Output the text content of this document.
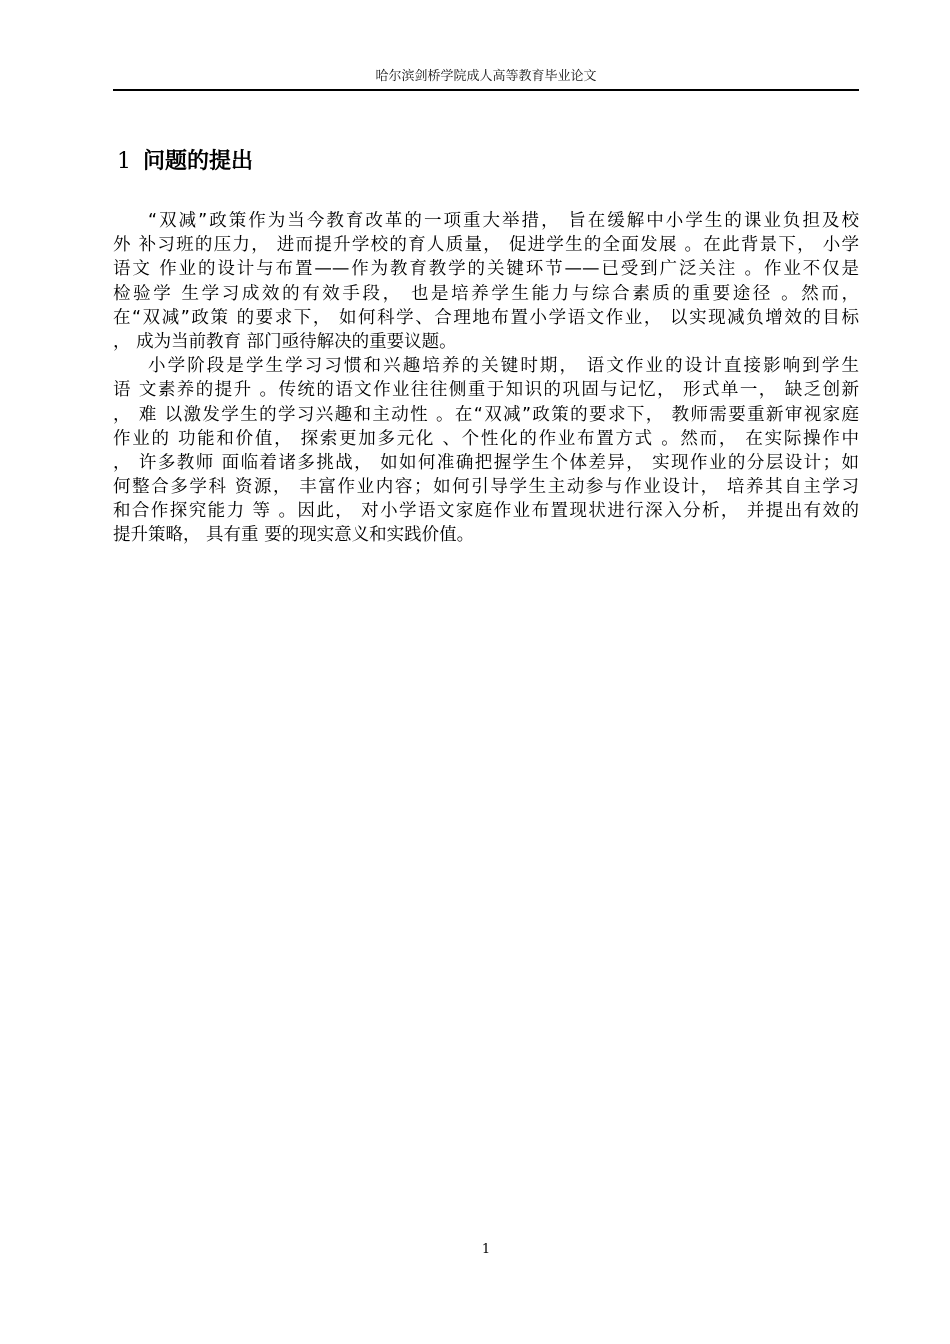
哈尔滨剑桥学院成人高等教育毕业论文
1 问题的提出
“双减”政策作为当今教育改革的一项重大举措， 旨在缓解中小学生的课业负担及校
外 补习班的压力， 进而提升学校的育人质量， 促进学生的全面发展 。在此背景下， 小学
语文 作业的设计与布置——作为教育教学的关键环节——已受到广泛关注 。作业不仅是
检验学 生学习成效的有效手段， 也是培养学生能力与综合素质的重要途径 。然而，
在“双减”政策 的要求下， 如何科学、合理地布置小学语文作业， 以实现减负增效的目标
， 成为当前教育 部门亟待解决的重要议题。
小学阶段是学生学习习惯和兴趣培养的关键时期， 语文作业的设计直接影响到学生
语 文素养的提升 。传统的语文作业往往侧重于知识的巩固与记忆， 形式单一， 缺乏创新
， 难 以激发学生的学习兴趣和主动性 。在“双减”政策的要求下， 教师需要重新审视家庭
作业的 功能和价值， 探索更加多元化 、个性化的作业布置方式 。然而， 在实际操作中
， 许多教师 面临着诸多挑战， 如如何准确把握学生个体差异， 实现作业的分层设计；如
何整合多学科 资源， 丰富作业内容；如何引导学生主动参与作业设计， 培养其自主学习
和合作探究能力 等 。因此， 对小学语文家庭作业布置现状进行深入分析， 并提出有效的
提升策略， 具有重 要的现实意义和实践价值。
1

Goal: All the records need to be repeated exactly, with the images dropped.

Completed exercise:
Output the text content of this document.
哈尔滨剑桥学院成人高等教育毕业论文
1 问题的提出
“双减”政策作为当今教育改革的一项重大举措， 旨在缓解中小学生的课业负担及校
外 补习班的压力， 进而提升学校的育人质量， 促进学生的全面发展 。在此背景下， 小学
语文 作业的设计与布置——作为教育教学的关键环节——已受到广泛关注 。作业不仅是
检验学 生学习成效的有效手段， 也是培养学生能力与综合素质的重要途径 。然而，
在“双减”政策 的要求下， 如何科学、合理地布置小学语文作业， 以实现减负增效的目标
， 成为当前教育 部门亟待解决的重要议题。
小学阶段是学生学习习惯和兴趣培养的关键时期， 语文作业的设计直接影响到学生
语 文素养的提升 。传统的语文作业往往侧重于知识的巩固与记忆， 形式单一， 缺乏创新
， 难 以激发学生的学习兴趣和主动性 。在“双减”政策的要求下， 教师需要重新审视家庭
作业的 功能和价值， 探索更加多元化 、个性化的作业布置方式 。然而， 在实际操作中
， 许多教师 面临着诸多挑战， 如如何准确把握学生个体差异， 实现作业的分层设计；如
何整合多学科 资源， 丰富作业内容；如何引导学生主动参与作业设计， 培养其自主学习
和合作探究能力 等 。因此， 对小学语文家庭作业布置现状进行深入分析， 并提出有效的
提升策略， 具有重 要的现实意义和实践价值。
1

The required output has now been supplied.